-- GIVEN PROBLEM --
Every entry below must be repeated exactly; skip the pictures.

Data records
===============

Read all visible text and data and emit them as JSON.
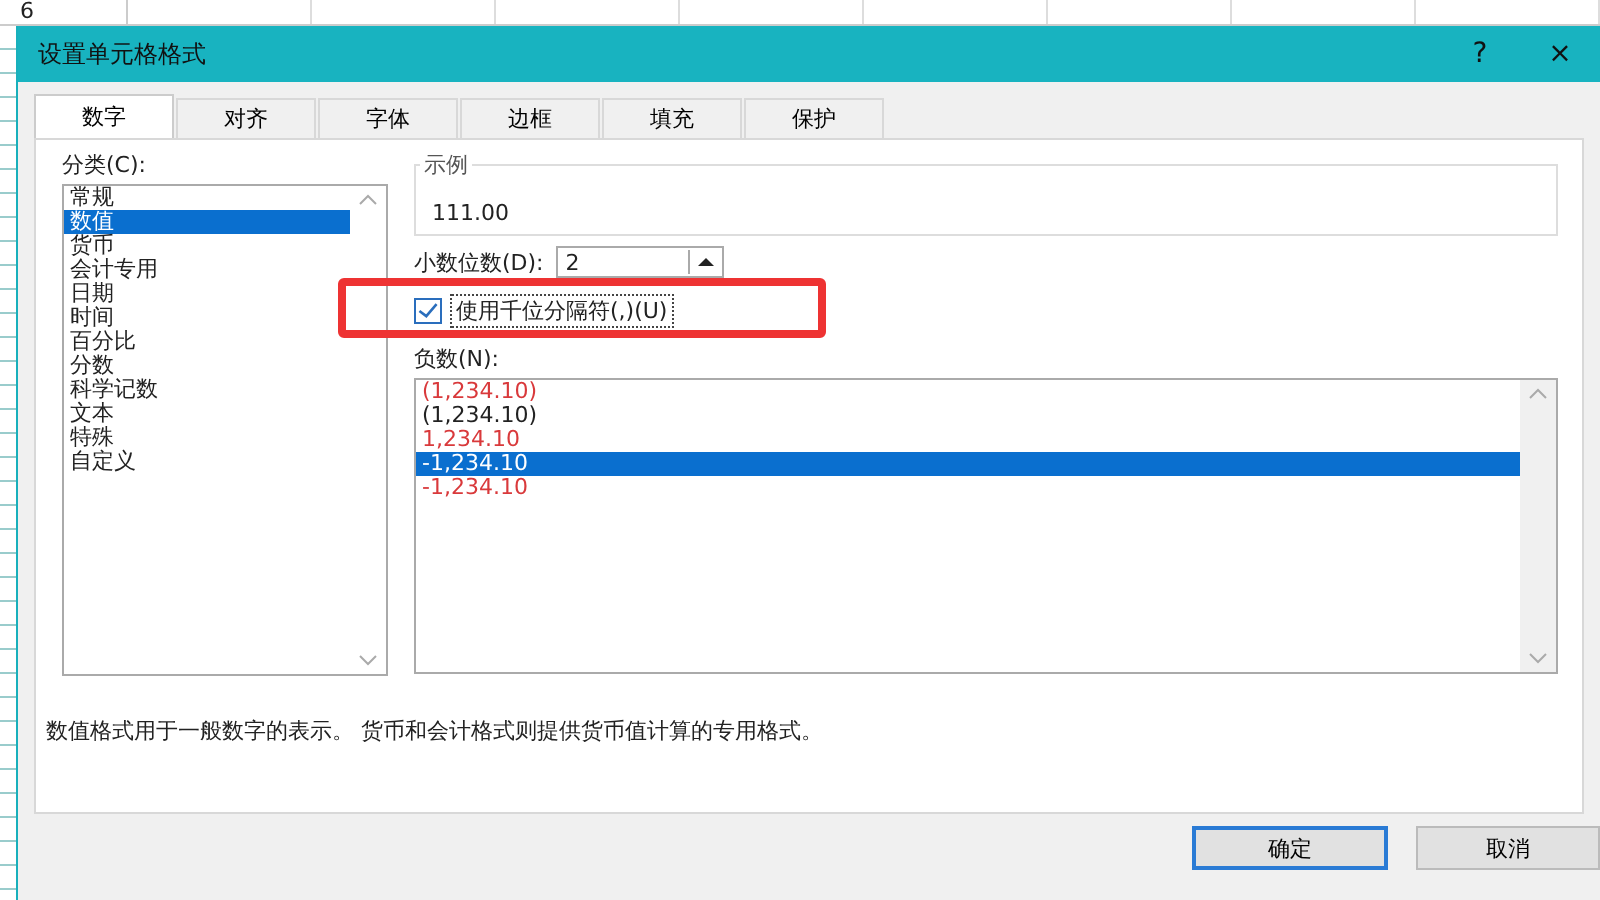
{
  "sheet": {
    "row_label": "6"
  },
  "window": {
    "title": "设置单元格格式",
    "help": "?",
    "close": "×"
  },
  "tabs": [
    {
      "label": "数字",
      "selected": true
    },
    {
      "label": "对齐",
      "selected": false
    },
    {
      "label": "字体",
      "selected": false
    },
    {
      "label": "边框",
      "selected": false
    },
    {
      "label": "填充",
      "selected": false
    },
    {
      "label": "保护",
      "selected": false
    }
  ],
  "category": {
    "label": "分类(C):",
    "items": [
      {
        "label": "常规",
        "selected": false
      },
      {
        "label": "数值",
        "selected": true
      },
      {
        "label": "货币",
        "selected": false
      },
      {
        "label": "会计专用",
        "selected": false
      },
      {
        "label": "日期",
        "selected": false
      },
      {
        "label": "时间",
        "selected": false
      },
      {
        "label": "百分比",
        "selected": false
      },
      {
        "label": "分数",
        "selected": false
      },
      {
        "label": "科学记数",
        "selected": false
      },
      {
        "label": "文本",
        "selected": false
      },
      {
        "label": "特殊",
        "selected": false
      },
      {
        "label": "自定义",
        "selected": false
      }
    ]
  },
  "sample": {
    "label": "示例",
    "value": "111.00"
  },
  "decimal_places": {
    "label": "小数位数(D):",
    "value": "2"
  },
  "thousands_separator": {
    "label": "使用千位分隔符(,)(U)",
    "checked": true,
    "highlighted": true
  },
  "negative_numbers": {
    "label": "负数(N):",
    "items": [
      {
        "label": "(1,234.10)",
        "red": true,
        "selected": false
      },
      {
        "label": "(1,234.10)",
        "red": false,
        "selected": false
      },
      {
        "label": "1,234.10",
        "red": true,
        "selected": false
      },
      {
        "label": "-1,234.10",
        "red": false,
        "selected": true
      },
      {
        "label": "-1,234.10",
        "red": true,
        "selected": false
      }
    ]
  },
  "description": "数值格式用于一般数字的表示。 货币和会计格式则提供货币值计算的专用格式。",
  "buttons": [
    {
      "label": "确定",
      "default": true
    },
    {
      "label": "取消",
      "default": false
    }
  ]
}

===============

-- EXERCISE SOLUTION --
Read all visible text and data and emit them as JSON.
{
  "sheet": {
    "row_label": "6"
  },
  "window": {
    "title": "设置单元格格式",
    "help": "?",
    "close": "×"
  },
  "tabs": [
    {
      "label": "数字",
      "selected": true
    },
    {
      "label": "对齐",
      "selected": false
    },
    {
      "label": "字体",
      "selected": false
    },
    {
      "label": "边框",
      "selected": false
    },
    {
      "label": "填充",
      "selected": false
    },
    {
      "label": "保护",
      "selected": false
    }
  ],
  "category": {
    "label": "分类(C):",
    "items": [
      {
        "label": "常规",
        "selected": false
      },
      {
        "label": "数值",
        "selected": true
      },
      {
        "label": "货币",
        "selected": false
      },
      {
        "label": "会计专用",
        "selected": false
      },
      {
        "label": "日期",
        "selected": false
      },
      {
        "label": "时间",
        "selected": false
      },
      {
        "label": "百分比",
        "selected": false
      },
      {
        "label": "分数",
        "selected": false
      },
      {
        "label": "科学记数",
        "selected": false
      },
      {
        "label": "文本",
        "selected": false
      },
      {
        "label": "特殊",
        "selected": false
      },
      {
        "label": "自定义",
        "selected": false
      }
    ]
  },
  "sample": {
    "label": "示例",
    "value": "111.00"
  },
  "decimal_places": {
    "label": "小数位数(D):",
    "value": "2"
  },
  "thousands_separator": {
    "label": "使用千位分隔符(,)(U)",
    "checked": true,
    "highlighted": true
  },
  "negative_numbers": {
    "label": "负数(N):",
    "items": [
      {
        "label": "(1,234.10)",
        "red": true,
        "selected": false
      },
      {
        "label": "(1,234.10)",
        "red": false,
        "selected": false
      },
      {
        "label": "1,234.10",
        "red": true,
        "selected": false
      },
      {
        "label": "-1,234.10",
        "red": false,
        "selected": true
      },
      {
        "label": "-1,234.10",
        "red": true,
        "selected": false
      }
    ]
  },
  "description": "数值格式用于一般数字的表示。 货币和会计格式则提供货币值计算的专用格式。",
  "buttons": [
    {
      "label": "确定",
      "default": true
    },
    {
      "label": "取消",
      "default": false
    }
  ]
}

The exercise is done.